--- ENUNCIADO ---
Extraia do texto sobre o julgamento da tragédia de Mariana, sem nenhuma alteração, o trecho que começa em "Por Luciana Ricci" e termina em "persistem até hoje.".

--- TRECHO SELECIONADO ---
O imbróglio em torno do julgamento da tragédia de Mariana

Por Luciana Ricci Salomoni* – Em 5 de novembro de 2015, em Mariana (MG), ocorreu o rompimento da barragem de Fundão, o maior crime socioambiental do Brasil e um dos maiores desastres da mineração global. Aproximadamente 40 milhões de metros cúbicos de rejeitos foram despejados na bacia do Rio Doce e no Oceano Atlântico, afetando mais de 650 km de território, resultando em 19 mortes, extinção de comunidades, deslocamentos forçados e a contaminação severa do Rio Doce, considerado sagrado pelos Krenak, com danos que persistem até hoje.

A barragem, construída e operada pela Samarco S.A., controlada pela Vale S.A. e BHP Billiton Brasil Ltda., foi objeto de diversas investigações que resultaram em denúncias contra essas empresas e funcionários. Até o momento, nenhum réu foi condenado criminalmente, e 15 foram absolvidos. O prazo de prescrição dos crimes ambientais é 2024.

--- LISTA DE DADOS ---
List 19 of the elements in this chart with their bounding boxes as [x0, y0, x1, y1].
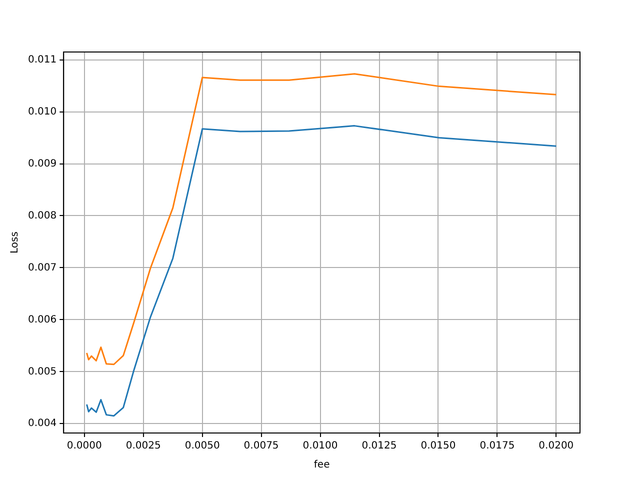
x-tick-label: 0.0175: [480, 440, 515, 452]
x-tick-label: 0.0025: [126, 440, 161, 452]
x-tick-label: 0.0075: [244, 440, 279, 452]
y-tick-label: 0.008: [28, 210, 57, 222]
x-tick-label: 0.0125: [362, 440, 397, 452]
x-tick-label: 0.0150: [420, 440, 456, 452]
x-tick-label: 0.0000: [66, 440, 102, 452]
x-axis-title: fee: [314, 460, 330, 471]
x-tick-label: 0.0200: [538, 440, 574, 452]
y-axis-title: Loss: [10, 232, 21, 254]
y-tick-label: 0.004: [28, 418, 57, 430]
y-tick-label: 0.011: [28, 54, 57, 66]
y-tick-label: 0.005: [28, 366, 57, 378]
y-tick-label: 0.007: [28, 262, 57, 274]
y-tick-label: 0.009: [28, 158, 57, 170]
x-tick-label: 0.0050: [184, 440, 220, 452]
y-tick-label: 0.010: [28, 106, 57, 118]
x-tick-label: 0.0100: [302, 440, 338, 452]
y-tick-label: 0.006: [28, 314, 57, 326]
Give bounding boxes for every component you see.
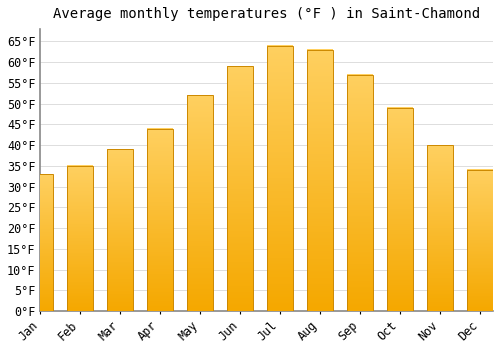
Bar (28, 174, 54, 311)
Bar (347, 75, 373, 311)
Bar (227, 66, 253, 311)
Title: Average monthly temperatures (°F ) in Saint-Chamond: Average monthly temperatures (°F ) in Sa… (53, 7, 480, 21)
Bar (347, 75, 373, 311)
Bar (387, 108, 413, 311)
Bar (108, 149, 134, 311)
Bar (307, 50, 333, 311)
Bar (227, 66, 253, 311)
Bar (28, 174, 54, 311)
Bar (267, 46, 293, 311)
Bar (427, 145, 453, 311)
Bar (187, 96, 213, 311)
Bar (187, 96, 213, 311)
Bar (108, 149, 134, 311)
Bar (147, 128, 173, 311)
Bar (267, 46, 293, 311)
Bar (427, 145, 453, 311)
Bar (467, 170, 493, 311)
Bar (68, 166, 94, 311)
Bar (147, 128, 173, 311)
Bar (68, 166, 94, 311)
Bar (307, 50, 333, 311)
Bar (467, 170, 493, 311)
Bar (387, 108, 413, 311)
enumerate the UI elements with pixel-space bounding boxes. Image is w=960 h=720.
...
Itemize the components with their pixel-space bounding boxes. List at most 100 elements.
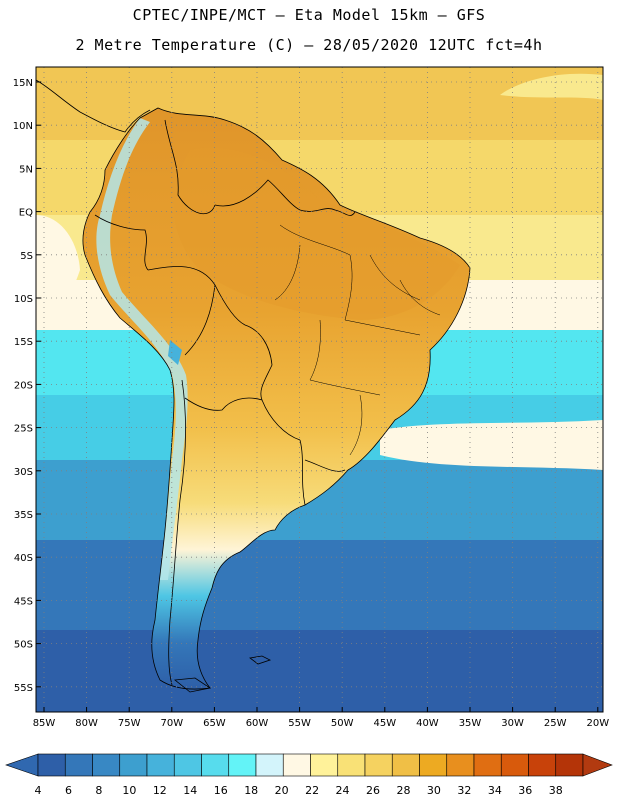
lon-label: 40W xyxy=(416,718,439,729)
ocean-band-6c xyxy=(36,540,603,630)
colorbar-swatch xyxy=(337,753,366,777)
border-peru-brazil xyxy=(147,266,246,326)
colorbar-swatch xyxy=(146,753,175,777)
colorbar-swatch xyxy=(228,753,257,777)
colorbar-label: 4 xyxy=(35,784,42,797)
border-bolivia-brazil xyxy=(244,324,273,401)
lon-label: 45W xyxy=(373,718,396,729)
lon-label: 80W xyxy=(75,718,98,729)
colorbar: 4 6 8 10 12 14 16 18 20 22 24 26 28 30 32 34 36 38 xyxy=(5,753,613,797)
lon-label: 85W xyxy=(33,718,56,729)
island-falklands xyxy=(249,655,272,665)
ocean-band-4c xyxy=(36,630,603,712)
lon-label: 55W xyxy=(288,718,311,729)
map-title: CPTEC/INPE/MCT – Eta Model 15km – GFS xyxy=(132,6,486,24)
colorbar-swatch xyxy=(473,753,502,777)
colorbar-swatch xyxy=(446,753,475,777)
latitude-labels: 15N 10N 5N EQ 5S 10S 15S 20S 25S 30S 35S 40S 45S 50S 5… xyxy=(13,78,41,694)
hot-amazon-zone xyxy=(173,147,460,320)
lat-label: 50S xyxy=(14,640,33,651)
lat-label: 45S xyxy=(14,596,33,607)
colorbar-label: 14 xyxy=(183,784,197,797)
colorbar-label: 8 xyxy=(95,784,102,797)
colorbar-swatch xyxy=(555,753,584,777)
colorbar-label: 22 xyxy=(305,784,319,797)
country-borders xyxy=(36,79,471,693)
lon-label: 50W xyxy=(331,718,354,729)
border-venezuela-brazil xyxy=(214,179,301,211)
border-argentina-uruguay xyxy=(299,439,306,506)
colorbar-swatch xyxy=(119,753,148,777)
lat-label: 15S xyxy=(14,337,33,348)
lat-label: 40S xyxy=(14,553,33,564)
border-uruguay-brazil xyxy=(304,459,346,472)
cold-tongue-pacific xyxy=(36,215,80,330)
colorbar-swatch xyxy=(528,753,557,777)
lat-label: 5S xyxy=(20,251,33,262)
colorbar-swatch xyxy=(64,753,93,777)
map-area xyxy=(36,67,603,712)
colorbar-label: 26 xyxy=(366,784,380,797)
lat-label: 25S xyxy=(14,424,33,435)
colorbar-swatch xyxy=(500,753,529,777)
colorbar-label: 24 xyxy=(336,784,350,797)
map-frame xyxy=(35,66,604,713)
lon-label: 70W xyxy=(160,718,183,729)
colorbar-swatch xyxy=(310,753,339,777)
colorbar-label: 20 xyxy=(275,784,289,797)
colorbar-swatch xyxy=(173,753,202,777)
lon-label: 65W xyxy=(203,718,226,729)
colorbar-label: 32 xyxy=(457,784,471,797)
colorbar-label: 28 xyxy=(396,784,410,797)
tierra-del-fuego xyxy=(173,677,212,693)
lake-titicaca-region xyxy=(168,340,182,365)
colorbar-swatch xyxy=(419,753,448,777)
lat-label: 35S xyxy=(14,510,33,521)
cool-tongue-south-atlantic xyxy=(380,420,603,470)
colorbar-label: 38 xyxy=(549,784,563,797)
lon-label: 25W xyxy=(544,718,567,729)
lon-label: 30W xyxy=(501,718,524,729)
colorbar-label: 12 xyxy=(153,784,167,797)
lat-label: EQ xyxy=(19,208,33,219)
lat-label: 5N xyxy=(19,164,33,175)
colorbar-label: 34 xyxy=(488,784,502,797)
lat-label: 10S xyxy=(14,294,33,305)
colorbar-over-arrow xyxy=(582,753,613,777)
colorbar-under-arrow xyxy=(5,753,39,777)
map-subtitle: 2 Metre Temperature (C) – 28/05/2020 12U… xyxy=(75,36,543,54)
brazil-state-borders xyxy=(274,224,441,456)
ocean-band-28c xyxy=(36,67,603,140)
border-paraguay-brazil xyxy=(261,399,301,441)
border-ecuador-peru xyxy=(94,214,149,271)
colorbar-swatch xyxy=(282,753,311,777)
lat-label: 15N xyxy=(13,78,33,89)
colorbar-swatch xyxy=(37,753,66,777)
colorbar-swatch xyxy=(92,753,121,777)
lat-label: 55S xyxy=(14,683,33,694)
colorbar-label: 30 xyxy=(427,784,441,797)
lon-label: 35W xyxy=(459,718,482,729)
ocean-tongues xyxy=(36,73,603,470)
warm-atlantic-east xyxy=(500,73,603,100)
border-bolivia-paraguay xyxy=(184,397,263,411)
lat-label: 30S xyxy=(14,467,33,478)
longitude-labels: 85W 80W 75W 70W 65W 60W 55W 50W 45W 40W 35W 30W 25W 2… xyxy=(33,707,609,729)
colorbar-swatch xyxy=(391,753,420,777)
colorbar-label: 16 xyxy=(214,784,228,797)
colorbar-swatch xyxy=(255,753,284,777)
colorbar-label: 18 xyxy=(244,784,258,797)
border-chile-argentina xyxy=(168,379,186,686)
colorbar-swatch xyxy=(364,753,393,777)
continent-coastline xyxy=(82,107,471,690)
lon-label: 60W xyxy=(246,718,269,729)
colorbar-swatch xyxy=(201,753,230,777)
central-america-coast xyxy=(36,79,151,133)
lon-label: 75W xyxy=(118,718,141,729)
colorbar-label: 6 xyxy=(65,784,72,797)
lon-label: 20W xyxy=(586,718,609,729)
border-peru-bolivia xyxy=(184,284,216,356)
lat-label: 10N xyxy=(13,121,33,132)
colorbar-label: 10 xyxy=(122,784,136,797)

--- RESPOSTA ---
Por Luciana Ricci Salomoni* – Em 5 de novembro de 2015, em Mariana (MG), ocorreu o rompimento da barragem de Fundão, o maior crime socioambiental do Brasil e um dos maiores desastres da mineração global. Aproximadamente 40 milhões de metros cúbicos de rejeitos foram despejados na bacia do Rio Doce e no Oceano Atlântico, afetando mais de 650 km de território, resultando em 19 mortes, extinção de comunidades, deslocamentos forçados e a contaminação severa do Rio Doce, considerado sagrado pelos Krenak, com danos que persistem até hoje.